> _EXERCISE GOAL_
From the entries below, gather each line containing the word "known".
* begin *
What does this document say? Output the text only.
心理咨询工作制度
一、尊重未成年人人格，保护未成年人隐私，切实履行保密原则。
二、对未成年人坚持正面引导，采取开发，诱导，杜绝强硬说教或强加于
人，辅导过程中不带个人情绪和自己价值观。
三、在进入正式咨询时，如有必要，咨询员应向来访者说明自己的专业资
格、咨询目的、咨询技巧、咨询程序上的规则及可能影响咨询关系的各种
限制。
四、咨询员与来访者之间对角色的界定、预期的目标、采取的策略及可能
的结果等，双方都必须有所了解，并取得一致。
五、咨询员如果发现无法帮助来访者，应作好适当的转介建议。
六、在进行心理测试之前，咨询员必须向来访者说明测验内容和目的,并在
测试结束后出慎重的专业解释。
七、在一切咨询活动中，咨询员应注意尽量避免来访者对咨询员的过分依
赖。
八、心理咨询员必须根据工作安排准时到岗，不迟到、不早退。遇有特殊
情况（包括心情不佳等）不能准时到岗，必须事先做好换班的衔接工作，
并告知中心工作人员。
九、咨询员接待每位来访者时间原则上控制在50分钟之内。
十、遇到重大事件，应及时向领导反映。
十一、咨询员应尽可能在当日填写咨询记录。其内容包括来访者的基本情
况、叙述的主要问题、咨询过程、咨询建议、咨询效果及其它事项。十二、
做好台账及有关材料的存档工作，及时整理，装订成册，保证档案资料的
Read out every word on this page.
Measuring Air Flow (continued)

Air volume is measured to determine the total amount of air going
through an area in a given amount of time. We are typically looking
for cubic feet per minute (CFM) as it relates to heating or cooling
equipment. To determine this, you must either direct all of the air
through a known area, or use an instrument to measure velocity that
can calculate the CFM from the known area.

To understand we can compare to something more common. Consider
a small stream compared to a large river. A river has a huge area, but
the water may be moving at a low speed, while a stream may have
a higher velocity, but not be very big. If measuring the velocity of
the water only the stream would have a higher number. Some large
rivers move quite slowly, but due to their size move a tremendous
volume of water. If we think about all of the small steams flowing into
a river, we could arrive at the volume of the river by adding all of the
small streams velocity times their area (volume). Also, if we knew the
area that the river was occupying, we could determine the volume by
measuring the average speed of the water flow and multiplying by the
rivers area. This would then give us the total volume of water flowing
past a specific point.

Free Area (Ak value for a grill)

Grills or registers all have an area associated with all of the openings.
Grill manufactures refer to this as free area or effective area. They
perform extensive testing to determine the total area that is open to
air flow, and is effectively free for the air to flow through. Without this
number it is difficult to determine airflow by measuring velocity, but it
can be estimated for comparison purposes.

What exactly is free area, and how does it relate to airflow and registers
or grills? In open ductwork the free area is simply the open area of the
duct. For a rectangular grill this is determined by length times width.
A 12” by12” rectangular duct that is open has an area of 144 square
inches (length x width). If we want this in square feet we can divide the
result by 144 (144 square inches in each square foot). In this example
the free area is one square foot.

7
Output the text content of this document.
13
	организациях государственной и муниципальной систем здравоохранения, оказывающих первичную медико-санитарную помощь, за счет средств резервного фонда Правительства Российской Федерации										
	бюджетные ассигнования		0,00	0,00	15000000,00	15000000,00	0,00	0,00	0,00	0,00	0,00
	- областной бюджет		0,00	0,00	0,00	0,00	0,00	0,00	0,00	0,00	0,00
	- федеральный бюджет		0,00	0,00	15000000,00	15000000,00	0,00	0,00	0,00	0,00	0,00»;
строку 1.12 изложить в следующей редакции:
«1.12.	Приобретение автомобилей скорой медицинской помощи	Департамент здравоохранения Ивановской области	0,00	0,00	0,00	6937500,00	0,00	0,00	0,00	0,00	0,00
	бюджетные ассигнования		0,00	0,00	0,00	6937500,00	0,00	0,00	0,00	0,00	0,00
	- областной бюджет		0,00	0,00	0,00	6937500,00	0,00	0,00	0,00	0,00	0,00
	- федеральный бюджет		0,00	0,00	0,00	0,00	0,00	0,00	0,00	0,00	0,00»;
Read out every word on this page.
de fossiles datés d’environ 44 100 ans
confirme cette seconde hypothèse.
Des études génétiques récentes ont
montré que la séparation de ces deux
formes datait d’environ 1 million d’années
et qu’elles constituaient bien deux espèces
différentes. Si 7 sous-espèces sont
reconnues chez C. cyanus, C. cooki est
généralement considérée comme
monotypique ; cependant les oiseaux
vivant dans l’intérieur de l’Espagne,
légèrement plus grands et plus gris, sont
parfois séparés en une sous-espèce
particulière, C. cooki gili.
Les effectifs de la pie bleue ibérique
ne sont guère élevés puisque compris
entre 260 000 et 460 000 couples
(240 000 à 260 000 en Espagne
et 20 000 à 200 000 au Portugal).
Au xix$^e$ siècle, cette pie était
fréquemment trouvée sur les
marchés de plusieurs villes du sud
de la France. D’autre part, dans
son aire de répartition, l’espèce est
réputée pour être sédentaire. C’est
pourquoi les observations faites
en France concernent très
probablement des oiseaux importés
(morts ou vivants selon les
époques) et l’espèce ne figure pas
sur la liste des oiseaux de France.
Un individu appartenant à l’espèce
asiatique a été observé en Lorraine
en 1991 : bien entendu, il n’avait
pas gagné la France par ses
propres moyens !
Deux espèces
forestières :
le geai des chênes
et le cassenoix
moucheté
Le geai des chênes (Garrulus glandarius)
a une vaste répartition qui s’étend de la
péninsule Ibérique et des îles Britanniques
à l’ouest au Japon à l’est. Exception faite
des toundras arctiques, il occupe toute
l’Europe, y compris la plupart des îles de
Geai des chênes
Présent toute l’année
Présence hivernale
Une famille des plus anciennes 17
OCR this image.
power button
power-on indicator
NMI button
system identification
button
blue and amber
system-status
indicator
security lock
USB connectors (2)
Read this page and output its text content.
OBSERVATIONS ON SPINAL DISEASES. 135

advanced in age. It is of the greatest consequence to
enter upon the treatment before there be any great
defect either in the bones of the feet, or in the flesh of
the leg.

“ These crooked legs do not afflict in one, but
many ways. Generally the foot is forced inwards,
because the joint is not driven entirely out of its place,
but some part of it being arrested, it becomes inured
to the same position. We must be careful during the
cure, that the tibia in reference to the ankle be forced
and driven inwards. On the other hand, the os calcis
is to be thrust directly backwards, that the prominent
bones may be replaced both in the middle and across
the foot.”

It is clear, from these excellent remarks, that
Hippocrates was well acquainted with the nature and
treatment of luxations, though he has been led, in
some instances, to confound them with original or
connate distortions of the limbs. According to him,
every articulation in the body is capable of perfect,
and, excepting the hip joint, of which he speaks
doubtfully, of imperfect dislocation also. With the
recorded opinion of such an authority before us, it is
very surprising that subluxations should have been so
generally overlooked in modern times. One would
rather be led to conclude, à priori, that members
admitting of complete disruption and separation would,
* end *
> _TASK ANSWER_
through a known area, or use an instrument to measure velocity that
can calculate the CFM from the known area.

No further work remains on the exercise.